[Begin]

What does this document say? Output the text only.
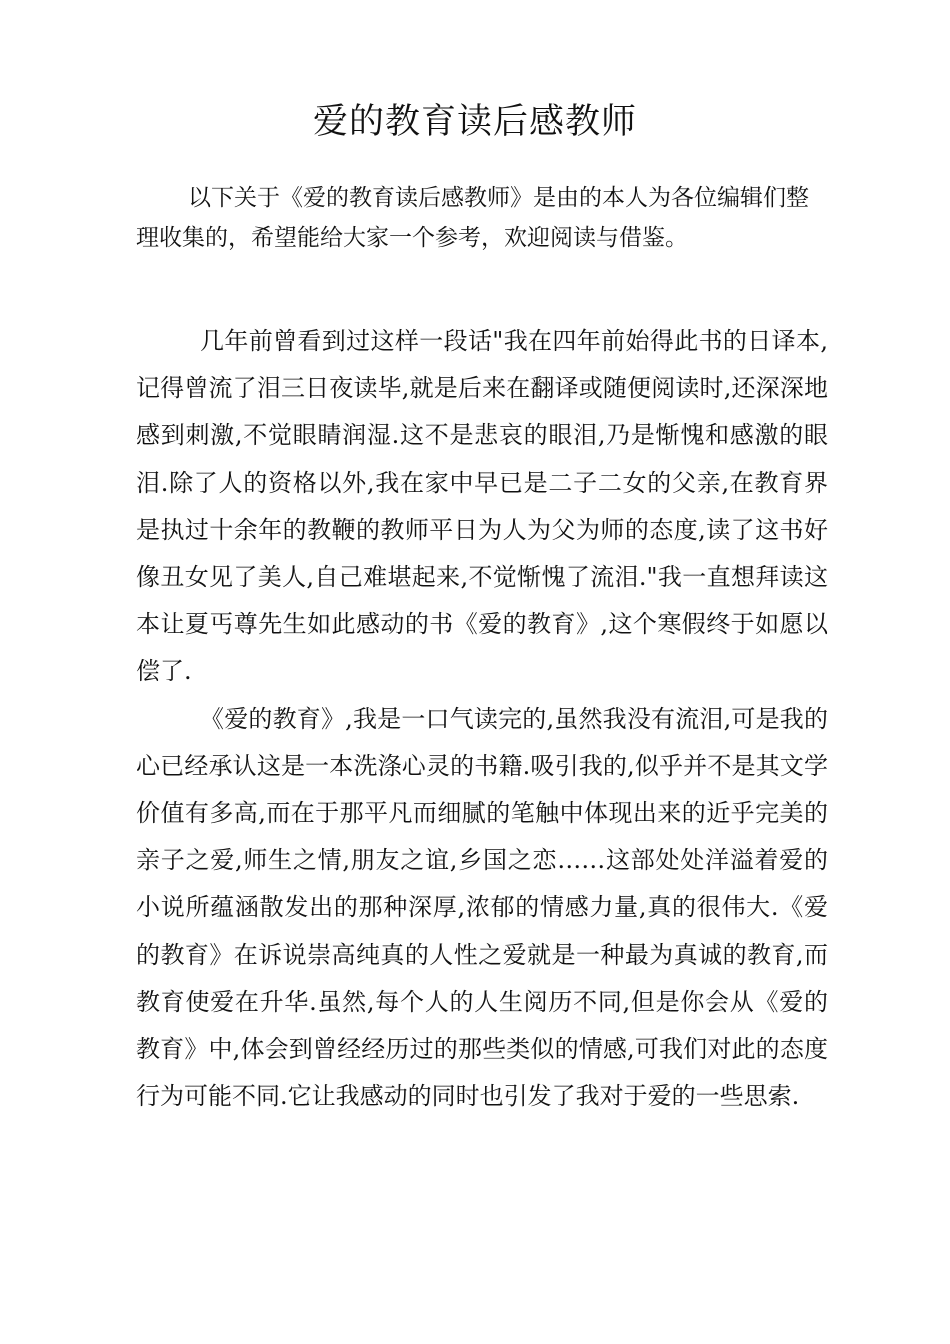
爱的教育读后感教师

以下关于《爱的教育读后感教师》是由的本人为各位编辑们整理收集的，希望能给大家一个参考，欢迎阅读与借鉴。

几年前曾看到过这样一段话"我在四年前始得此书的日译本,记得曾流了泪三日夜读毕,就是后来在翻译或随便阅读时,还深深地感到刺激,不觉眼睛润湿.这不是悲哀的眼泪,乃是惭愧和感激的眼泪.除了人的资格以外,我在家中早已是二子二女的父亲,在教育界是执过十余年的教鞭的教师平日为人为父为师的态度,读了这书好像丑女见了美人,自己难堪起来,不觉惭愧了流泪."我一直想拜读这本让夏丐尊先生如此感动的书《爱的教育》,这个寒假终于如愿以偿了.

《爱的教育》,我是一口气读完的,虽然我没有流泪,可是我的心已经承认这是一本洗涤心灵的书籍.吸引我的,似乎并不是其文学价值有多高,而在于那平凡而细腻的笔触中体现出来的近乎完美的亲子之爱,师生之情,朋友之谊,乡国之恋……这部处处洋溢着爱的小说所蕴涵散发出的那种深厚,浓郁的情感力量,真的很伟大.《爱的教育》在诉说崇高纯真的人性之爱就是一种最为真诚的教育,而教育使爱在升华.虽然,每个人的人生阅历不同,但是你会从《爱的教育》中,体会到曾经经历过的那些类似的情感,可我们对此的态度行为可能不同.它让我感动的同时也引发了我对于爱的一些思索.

[End]
[Begin]

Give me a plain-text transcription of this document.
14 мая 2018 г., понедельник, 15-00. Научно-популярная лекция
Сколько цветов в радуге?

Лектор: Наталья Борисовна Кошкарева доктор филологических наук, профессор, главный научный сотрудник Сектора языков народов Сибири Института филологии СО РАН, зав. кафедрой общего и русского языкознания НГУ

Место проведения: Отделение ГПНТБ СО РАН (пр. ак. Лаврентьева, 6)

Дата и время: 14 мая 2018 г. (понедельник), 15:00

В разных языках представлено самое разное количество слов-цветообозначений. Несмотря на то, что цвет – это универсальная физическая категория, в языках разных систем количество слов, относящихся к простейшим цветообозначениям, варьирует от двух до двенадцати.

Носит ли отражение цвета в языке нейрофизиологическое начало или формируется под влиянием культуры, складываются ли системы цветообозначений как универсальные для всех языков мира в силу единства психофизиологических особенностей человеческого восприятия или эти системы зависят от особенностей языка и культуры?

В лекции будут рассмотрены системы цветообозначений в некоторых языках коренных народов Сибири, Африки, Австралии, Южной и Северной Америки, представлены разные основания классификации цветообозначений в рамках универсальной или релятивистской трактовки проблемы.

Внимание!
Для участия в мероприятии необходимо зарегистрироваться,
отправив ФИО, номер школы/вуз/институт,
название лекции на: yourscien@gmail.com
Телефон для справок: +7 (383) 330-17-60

[End]
[Begin]

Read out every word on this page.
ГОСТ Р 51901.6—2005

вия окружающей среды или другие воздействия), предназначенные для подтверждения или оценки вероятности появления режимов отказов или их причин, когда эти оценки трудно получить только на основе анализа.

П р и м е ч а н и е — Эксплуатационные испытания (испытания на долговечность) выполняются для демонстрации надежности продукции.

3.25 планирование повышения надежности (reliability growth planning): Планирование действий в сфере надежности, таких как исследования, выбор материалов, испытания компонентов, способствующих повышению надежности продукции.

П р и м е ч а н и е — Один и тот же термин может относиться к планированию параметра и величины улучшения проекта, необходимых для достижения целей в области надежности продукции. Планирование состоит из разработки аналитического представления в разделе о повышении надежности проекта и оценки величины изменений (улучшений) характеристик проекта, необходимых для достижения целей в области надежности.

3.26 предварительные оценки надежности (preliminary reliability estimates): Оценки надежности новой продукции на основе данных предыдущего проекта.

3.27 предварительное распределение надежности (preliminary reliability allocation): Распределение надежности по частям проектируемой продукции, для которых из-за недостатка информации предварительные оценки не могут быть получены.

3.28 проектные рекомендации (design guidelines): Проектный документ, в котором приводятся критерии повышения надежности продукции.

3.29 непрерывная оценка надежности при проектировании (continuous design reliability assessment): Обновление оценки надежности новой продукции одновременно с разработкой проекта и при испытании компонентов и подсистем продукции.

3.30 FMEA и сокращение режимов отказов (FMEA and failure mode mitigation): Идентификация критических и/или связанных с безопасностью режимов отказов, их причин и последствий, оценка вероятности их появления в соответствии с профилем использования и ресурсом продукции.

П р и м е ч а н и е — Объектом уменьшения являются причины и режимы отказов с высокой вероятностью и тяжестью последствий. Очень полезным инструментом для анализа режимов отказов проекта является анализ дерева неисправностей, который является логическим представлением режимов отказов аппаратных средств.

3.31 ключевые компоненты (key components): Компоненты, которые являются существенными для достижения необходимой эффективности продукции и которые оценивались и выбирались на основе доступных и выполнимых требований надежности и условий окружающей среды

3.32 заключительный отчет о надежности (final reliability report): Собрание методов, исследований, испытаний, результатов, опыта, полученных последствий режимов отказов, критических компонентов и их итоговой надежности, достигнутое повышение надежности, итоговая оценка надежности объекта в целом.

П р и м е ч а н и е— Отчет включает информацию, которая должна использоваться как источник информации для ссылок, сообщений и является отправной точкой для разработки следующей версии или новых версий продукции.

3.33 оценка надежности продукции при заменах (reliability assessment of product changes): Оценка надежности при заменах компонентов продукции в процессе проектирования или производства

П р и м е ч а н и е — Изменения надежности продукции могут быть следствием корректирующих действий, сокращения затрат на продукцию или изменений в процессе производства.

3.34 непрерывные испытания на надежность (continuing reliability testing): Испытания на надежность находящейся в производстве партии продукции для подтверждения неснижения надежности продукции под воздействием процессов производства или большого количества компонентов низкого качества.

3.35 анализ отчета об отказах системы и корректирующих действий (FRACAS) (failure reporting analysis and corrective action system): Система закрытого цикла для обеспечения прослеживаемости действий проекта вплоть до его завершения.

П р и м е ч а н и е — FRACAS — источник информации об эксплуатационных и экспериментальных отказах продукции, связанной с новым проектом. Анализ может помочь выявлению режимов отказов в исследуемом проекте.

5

[End]

Work to complete:
Determine the count of lines in the data above with the string "действий" in them, and give that count alone.

Correct answer:
3